◆ WHAT IS NEEDED: Each record below should be repeated precisely as written.

— BEGIN STORED DATA —

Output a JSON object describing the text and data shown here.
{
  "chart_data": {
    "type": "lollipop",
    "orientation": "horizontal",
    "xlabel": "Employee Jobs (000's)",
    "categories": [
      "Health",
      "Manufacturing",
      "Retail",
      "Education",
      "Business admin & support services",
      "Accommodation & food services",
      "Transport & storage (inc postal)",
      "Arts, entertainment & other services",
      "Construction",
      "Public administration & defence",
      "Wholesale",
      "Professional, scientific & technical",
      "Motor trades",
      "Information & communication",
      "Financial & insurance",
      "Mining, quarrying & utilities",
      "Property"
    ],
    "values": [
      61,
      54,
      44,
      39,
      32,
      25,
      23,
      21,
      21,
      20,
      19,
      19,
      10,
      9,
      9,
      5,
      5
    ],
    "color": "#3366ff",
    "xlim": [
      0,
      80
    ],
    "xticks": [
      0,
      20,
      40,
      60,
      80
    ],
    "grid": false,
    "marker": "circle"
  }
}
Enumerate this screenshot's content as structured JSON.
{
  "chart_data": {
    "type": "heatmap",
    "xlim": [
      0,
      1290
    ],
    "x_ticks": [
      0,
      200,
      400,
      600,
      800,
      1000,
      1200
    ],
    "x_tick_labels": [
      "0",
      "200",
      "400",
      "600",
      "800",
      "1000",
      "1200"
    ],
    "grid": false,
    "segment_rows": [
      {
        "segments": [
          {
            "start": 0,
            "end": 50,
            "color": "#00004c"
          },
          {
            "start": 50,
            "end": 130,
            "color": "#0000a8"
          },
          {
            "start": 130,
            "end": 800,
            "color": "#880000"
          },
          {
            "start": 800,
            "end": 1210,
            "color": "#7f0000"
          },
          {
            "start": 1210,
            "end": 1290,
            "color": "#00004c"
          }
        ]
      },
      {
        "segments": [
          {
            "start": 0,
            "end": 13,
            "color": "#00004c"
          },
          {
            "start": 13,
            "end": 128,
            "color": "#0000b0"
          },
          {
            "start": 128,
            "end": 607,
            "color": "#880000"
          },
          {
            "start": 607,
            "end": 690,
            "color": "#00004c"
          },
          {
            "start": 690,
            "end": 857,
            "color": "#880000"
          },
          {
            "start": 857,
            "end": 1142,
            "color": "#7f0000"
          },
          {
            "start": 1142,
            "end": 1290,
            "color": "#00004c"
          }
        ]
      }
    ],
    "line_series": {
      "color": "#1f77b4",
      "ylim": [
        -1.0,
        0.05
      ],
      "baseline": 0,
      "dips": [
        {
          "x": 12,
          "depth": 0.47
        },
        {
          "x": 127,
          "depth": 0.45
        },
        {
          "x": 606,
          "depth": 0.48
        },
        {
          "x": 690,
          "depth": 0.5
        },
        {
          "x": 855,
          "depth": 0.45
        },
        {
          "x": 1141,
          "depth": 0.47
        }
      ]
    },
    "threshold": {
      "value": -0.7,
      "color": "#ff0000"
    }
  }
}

— END STORED DATA —

◆ SOLUTION TO THE EXERCISE:
Output a JSON object describing the text and data shown here.
{
  "chart_data": {
    "type": "lollipop",
    "orientation": "horizontal",
    "xlabel": "Employee Jobs (000's)",
    "categories": [
      "Health",
      "Manufacturing",
      "Retail",
      "Education",
      "Business admin & support services",
      "Accommodation & food services",
      "Transport & storage (inc postal)",
      "Arts, entertainment & other services",
      "Construction",
      "Public administration & defence",
      "Wholesale",
      "Professional, scientific & technical",
      "Motor trades",
      "Information & communication",
      "Financial & insurance",
      "Mining, quarrying & utilities",
      "Property"
    ],
    "values": [
      61,
      54,
      44,
      39,
      32,
      25,
      23,
      21,
      21,
      20,
      19,
      19,
      10,
      9,
      9,
      5,
      5
    ],
    "color": "#3366ff",
    "xlim": [
      0,
      80
    ],
    "xticks": [
      0,
      20,
      40,
      60,
      80
    ],
    "grid": false,
    "marker": "circle"
  }
}
Enumerate this screenshot's content as structured JSON.
{
  "chart_data": {
    "type": "heatmap",
    "xlim": [
      0,
      1290
    ],
    "x_ticks": [
      0,
      200,
      400,
      600,
      800,
      1000,
      1200
    ],
    "x_tick_labels": [
      "0",
      "200",
      "400",
      "600",
      "800",
      "1000",
      "1200"
    ],
    "grid": false,
    "segment_rows": [
      {
        "segments": [
          {
            "start": 0,
            "end": 50,
            "color": "#00004c"
          },
          {
            "start": 50,
            "end": 130,
            "color": "#0000a8"
          },
          {
            "start": 130,
            "end": 800,
            "color": "#880000"
          },
          {
            "start": 800,
            "end": 1210,
            "color": "#7f0000"
          },
          {
            "start": 1210,
            "end": 1290,
            "color": "#00004c"
          }
        ]
      },
      {
        "segments": [
          {
            "start": 0,
            "end": 13,
            "color": "#00004c"
          },
          {
            "start": 13,
            "end": 128,
            "color": "#0000b0"
          },
          {
            "start": 128,
            "end": 607,
            "color": "#880000"
          },
          {
            "start": 607,
            "end": 690,
            "color": "#00004c"
          },
          {
            "start": 690,
            "end": 857,
            "color": "#880000"
          },
          {
            "start": 857,
            "end": 1142,
            "color": "#7f0000"
          },
          {
            "start": 1142,
            "end": 1290,
            "color": "#00004c"
          }
        ]
      }
    ],
    "line_series": {
      "color": "#1f77b4",
      "ylim": [
        -1.0,
        0.05
      ],
      "baseline": 0,
      "dips": [
        {
          "x": 12,
          "depth": 0.47
        },
        {
          "x": 127,
          "depth": 0.45
        },
        {
          "x": 606,
          "depth": 0.48
        },
        {
          "x": 690,
          "depth": 0.5
        },
        {
          "x": 855,
          "depth": 0.45
        },
        {
          "x": 1141,
          "depth": 0.47
        }
      ]
    },
    "threshold": {
      "value": -0.7,
      "color": "#ff0000"
    }
  }
}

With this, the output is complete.